→ Written instruction
In the listing below, locate the lines that hold "JSON" and copy them.

** start Data provided **

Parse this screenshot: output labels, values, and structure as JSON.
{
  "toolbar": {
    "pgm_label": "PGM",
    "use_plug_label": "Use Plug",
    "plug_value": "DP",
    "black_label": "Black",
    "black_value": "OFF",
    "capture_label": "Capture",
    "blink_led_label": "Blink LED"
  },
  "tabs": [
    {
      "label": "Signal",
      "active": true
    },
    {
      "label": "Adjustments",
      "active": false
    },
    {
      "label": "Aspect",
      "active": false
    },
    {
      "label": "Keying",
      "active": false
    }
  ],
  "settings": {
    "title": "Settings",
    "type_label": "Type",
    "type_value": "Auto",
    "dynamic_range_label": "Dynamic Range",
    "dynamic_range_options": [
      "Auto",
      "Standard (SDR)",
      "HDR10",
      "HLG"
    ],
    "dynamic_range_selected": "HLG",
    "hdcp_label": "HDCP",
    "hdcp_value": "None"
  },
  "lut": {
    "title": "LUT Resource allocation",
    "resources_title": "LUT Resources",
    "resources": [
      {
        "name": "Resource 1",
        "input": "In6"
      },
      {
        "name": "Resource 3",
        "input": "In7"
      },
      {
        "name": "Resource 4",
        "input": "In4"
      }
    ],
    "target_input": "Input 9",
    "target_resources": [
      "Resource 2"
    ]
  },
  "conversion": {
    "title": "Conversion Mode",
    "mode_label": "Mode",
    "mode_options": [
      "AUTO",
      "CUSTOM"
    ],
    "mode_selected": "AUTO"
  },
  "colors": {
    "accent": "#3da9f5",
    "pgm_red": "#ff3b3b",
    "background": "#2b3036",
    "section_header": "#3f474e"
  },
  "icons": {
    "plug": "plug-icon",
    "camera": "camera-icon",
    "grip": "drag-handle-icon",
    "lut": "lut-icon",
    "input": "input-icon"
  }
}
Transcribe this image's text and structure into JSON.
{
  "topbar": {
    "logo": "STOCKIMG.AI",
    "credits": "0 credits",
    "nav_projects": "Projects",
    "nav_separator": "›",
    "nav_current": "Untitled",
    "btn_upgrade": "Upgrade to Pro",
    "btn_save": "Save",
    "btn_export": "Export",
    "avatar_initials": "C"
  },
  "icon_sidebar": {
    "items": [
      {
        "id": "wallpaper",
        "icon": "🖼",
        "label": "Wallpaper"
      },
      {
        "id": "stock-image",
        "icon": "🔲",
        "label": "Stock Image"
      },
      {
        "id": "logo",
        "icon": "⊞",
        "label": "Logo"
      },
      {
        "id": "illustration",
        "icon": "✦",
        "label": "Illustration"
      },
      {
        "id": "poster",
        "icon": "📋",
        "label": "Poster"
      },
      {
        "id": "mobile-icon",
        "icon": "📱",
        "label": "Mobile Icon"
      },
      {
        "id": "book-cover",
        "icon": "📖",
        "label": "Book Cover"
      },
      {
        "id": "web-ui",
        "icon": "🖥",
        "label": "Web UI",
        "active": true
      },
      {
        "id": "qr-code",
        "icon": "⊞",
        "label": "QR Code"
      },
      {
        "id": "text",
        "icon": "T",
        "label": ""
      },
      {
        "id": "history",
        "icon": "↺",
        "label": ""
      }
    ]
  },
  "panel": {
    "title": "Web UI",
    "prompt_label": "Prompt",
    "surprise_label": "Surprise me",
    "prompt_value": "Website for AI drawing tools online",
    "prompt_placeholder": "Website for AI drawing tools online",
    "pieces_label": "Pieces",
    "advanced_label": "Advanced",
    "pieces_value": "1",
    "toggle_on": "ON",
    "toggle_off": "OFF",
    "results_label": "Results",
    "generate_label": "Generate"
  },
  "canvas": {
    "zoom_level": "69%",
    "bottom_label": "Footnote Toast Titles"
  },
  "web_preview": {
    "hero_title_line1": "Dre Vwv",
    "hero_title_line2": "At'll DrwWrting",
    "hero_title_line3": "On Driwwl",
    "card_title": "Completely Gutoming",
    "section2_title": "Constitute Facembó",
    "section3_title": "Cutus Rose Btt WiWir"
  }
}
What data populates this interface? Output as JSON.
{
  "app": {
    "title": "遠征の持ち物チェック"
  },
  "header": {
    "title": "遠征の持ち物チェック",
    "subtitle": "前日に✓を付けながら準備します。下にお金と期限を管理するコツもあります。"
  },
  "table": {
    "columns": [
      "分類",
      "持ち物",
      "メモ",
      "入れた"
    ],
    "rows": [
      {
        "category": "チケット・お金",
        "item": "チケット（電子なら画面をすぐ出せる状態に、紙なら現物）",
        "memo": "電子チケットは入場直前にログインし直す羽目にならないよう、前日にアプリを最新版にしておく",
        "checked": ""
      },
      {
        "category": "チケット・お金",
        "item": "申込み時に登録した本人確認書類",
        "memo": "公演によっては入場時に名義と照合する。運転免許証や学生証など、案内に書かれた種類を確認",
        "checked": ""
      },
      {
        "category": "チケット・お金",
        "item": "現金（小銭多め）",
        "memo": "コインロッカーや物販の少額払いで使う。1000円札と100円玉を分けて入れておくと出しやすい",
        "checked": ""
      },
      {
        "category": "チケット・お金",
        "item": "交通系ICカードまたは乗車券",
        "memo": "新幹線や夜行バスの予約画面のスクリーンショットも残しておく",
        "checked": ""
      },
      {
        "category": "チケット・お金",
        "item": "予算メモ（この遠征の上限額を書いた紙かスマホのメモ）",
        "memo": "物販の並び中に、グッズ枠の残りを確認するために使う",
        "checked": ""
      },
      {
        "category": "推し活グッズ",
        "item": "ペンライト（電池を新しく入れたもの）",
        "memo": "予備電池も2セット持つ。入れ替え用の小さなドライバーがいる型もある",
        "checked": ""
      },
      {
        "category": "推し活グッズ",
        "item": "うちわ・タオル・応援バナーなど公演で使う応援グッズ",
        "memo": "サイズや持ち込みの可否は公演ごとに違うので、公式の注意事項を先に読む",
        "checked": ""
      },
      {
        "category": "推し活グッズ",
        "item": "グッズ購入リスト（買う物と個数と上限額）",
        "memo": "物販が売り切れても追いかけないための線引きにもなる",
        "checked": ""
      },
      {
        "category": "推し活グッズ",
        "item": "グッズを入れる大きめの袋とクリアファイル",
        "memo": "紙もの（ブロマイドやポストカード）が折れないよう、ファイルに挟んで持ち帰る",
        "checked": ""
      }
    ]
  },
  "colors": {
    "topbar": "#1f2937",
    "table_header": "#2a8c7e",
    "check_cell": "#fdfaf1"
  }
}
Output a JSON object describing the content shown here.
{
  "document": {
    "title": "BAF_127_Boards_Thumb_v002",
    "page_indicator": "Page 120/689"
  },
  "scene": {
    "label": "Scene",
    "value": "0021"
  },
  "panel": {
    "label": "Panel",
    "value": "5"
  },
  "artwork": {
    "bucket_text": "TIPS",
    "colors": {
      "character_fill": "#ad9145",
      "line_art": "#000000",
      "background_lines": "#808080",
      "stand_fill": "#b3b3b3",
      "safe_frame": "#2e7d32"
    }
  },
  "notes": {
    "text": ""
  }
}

** end Data provided **

→ Solved problem
Parse this screenshot: output labels, values, and structure as JSON.
Transcribe this image's text and structure into JSON.
What data populates this interface? Output as JSON.
Output a JSON object describing the content shown here.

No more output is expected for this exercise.